WHAT TO PRODUCE: Please pull every line from the data below and reproduce each one unchanged.

Region boundary data:
______________________________
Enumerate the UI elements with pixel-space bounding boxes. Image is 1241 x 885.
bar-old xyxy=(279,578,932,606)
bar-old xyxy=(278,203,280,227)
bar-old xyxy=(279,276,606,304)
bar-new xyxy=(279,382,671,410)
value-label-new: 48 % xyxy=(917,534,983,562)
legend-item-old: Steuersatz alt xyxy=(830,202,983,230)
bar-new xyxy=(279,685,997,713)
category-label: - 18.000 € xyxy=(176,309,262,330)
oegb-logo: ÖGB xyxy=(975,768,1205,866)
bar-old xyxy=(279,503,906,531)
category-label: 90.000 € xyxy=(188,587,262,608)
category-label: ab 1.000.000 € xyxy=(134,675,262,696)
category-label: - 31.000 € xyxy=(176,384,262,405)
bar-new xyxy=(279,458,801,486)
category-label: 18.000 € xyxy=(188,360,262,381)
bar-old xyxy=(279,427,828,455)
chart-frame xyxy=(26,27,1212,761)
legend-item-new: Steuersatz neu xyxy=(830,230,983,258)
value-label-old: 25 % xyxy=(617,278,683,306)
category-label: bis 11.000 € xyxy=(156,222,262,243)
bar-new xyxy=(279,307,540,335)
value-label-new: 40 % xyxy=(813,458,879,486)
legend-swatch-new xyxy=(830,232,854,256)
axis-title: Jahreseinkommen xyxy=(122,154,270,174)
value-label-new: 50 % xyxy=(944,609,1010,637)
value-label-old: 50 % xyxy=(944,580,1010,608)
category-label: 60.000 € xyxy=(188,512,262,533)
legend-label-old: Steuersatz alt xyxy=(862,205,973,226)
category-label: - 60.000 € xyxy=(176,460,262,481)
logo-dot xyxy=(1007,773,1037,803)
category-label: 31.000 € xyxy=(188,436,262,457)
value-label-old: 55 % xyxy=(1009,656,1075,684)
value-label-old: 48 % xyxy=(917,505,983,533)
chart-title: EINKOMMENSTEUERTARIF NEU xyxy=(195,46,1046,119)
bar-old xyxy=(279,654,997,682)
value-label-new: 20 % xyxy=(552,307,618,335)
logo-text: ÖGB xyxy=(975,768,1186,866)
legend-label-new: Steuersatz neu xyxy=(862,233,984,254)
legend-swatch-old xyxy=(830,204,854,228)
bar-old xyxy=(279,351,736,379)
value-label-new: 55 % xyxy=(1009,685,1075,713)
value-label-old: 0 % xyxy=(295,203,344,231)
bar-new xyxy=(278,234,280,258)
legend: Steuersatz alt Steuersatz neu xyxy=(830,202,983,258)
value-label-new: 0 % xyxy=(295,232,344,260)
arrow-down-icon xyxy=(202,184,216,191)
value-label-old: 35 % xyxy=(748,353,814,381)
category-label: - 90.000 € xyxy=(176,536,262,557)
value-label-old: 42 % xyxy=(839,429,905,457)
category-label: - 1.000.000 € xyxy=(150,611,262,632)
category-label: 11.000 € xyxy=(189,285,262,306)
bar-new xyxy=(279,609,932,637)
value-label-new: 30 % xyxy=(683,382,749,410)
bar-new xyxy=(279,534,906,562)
______________________________
WRITTEN REPLY:
Enumerate the UI elements with pixel-space bounding boxes. Image is 1241 x 885.
bar-old xyxy=(279,578,932,606)
bar-old xyxy=(278,203,280,227)
bar-old xyxy=(279,276,606,304)
bar-new xyxy=(279,382,671,410)
value-label-new: 48 % xyxy=(917,534,983,562)
legend-item-old: Steuersatz alt xyxy=(830,202,983,230)
bar-new xyxy=(279,685,997,713)
category-label: - 18.000 € xyxy=(176,309,262,330)
oegb-logo: ÖGB xyxy=(975,768,1205,866)
bar-old xyxy=(279,503,906,531)
category-label: 90.000 € xyxy=(188,587,262,608)
category-label: ab 1.000.000 € xyxy=(134,675,262,696)
category-label: - 31.000 € xyxy=(176,384,262,405)
bar-new xyxy=(279,458,801,486)
category-label: 18.000 € xyxy=(188,360,262,381)
bar-old xyxy=(279,427,828,455)
chart-frame xyxy=(26,27,1212,761)
legend-item-new: Steuersatz neu xyxy=(830,230,983,258)
value-label-old: 25 % xyxy=(617,278,683,306)
category-label: bis 11.000 € xyxy=(156,222,262,243)
bar-new xyxy=(279,307,540,335)
value-label-new: 40 % xyxy=(813,458,879,486)
legend-swatch-new xyxy=(830,232,854,256)
axis-title: Jahreseinkommen xyxy=(122,154,270,174)
value-label-new: 50 % xyxy=(944,609,1010,637)
value-label-old: 50 % xyxy=(944,580,1010,608)
category-label: 60.000 € xyxy=(188,512,262,533)
legend-label-old: Steuersatz alt xyxy=(862,205,973,226)
category-label: - 60.000 € xyxy=(176,460,262,481)
logo-dot xyxy=(1007,773,1037,803)
category-label: 31.000 € xyxy=(188,436,262,457)
value-label-old: 55 % xyxy=(1009,656,1075,684)
value-label-old: 48 % xyxy=(917,505,983,533)
chart-title: EINKOMMENSTEUERTARIF NEU xyxy=(195,46,1046,119)
bar-old xyxy=(279,654,997,682)
value-label-new: 20 % xyxy=(552,307,618,335)
logo-text: ÖGB xyxy=(975,768,1186,866)
legend-label-new: Steuersatz neu xyxy=(862,233,984,254)
legend-swatch-old xyxy=(830,204,854,228)
bar-old xyxy=(279,351,736,379)
value-label-new: 55 % xyxy=(1009,685,1075,713)
value-label-old: 0 % xyxy=(295,203,344,231)
bar-new xyxy=(278,234,280,258)
legend: Steuersatz alt Steuersatz neu xyxy=(830,202,983,258)
value-label-new: 0 % xyxy=(295,232,344,260)
arrow-down-icon xyxy=(202,184,216,191)
value-label-old: 35 % xyxy=(748,353,814,381)
category-label: - 90.000 € xyxy=(176,536,262,557)
value-label-old: 42 % xyxy=(839,429,905,457)
category-label: - 1.000.000 € xyxy=(150,611,262,632)
category-label: 11.000 € xyxy=(189,285,262,306)
bar-new xyxy=(279,609,932,637)
value-label-new: 30 % xyxy=(683,382,749,410)
bar-new xyxy=(279,534,906,562)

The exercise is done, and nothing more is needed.